— start of Raw data —
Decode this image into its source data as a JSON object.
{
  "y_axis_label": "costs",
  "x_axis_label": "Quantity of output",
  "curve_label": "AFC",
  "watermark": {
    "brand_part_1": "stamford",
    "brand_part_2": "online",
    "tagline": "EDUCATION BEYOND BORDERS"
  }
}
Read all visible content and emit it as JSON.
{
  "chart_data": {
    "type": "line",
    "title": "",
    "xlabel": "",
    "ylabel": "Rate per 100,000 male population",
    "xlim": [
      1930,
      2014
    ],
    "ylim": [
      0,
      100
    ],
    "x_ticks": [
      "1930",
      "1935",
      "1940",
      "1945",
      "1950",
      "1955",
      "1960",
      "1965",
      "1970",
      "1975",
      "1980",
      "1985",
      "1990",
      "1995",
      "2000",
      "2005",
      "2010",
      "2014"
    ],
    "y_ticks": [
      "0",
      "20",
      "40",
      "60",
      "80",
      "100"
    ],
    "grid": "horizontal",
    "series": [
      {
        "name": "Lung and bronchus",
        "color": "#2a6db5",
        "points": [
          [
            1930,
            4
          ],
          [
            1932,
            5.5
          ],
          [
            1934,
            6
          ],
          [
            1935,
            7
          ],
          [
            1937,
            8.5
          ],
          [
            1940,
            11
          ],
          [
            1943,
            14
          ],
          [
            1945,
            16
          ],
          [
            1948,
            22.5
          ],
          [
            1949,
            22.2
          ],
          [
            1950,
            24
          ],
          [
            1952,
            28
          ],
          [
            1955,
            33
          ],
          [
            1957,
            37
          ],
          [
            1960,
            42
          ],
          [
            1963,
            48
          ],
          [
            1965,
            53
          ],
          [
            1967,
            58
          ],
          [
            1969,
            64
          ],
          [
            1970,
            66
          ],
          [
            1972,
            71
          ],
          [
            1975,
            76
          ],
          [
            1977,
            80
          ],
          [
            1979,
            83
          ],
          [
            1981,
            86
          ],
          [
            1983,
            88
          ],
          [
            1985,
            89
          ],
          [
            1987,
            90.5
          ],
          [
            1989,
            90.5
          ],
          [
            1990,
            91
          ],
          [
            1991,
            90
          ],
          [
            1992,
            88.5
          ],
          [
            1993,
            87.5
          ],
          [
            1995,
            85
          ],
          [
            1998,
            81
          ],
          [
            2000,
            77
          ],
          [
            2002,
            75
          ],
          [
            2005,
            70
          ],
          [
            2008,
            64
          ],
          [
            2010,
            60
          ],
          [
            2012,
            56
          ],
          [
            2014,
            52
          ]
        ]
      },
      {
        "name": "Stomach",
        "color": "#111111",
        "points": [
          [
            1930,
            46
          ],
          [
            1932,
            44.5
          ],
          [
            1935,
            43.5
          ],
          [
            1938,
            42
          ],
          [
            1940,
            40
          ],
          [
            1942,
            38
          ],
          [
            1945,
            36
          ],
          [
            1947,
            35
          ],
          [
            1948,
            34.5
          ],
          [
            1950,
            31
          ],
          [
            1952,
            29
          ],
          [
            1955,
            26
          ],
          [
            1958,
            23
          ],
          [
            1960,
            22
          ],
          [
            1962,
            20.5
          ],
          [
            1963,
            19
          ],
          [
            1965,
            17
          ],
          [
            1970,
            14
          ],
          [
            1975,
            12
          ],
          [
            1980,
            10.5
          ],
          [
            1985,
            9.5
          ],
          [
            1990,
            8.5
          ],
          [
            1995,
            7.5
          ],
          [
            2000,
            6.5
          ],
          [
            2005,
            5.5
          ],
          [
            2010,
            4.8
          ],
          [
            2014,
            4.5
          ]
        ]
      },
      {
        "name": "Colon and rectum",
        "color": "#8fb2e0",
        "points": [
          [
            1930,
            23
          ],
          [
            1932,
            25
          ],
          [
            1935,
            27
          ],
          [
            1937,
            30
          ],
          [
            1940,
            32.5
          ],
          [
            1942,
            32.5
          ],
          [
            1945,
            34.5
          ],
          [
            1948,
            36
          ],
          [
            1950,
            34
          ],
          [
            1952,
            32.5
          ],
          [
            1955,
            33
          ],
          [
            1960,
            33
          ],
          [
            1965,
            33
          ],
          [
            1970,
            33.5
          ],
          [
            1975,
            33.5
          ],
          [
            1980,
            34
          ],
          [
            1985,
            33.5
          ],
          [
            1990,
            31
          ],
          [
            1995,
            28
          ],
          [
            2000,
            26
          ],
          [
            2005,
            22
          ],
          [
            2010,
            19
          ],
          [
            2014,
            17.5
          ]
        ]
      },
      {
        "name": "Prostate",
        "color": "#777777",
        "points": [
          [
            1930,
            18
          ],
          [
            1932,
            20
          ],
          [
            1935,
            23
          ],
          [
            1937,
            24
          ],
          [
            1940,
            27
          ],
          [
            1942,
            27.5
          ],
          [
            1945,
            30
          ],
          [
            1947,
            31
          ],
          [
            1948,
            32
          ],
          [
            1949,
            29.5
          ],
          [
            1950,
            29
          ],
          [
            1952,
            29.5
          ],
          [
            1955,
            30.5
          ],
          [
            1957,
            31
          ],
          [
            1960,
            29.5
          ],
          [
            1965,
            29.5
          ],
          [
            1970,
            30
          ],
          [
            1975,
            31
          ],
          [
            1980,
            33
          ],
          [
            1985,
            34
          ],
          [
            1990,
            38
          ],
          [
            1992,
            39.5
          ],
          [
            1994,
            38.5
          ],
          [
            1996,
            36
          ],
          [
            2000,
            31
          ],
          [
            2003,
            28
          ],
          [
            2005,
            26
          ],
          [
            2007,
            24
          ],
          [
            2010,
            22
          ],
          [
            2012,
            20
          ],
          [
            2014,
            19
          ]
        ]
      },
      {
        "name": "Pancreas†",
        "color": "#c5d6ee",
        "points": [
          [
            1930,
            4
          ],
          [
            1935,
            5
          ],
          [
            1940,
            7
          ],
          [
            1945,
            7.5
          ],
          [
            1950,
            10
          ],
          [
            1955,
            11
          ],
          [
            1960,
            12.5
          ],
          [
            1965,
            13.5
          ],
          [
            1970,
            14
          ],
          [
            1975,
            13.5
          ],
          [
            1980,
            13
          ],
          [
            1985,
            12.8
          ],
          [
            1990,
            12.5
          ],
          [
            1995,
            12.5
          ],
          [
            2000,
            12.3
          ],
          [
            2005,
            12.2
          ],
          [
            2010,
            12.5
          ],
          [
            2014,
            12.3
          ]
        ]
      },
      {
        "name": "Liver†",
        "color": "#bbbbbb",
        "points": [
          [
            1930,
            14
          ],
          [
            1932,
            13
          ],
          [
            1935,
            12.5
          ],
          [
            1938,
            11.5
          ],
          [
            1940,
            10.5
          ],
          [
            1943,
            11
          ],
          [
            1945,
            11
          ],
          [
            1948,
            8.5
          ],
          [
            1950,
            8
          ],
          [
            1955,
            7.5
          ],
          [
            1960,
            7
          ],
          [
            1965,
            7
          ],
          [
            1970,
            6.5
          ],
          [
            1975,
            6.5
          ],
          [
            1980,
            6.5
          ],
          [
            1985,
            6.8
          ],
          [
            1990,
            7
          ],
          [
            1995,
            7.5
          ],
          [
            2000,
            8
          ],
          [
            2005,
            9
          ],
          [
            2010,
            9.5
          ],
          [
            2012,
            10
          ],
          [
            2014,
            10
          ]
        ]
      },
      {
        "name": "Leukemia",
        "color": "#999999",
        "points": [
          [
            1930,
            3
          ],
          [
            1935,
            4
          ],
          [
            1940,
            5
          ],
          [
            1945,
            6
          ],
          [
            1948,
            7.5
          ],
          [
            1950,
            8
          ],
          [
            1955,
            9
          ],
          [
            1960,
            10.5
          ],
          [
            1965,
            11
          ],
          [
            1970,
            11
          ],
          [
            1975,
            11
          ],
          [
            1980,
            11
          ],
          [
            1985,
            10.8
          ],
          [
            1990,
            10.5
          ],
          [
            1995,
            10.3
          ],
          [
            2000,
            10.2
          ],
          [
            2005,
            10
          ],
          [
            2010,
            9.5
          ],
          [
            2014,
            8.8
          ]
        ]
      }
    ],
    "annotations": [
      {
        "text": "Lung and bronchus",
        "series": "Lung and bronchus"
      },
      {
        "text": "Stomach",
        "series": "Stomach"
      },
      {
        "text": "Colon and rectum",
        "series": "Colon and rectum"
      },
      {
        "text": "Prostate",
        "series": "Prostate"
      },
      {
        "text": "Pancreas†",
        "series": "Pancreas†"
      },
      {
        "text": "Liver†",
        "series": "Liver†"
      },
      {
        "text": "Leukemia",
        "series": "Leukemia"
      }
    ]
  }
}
— end of Raw data —
**Short exercise**
Using the listing above, show each line holding the string "rectum".

**Answer for this exercise**
        "name": "Colon and rectum",
        "text": "Colon and rectum",
        "series": "Colon and rectum"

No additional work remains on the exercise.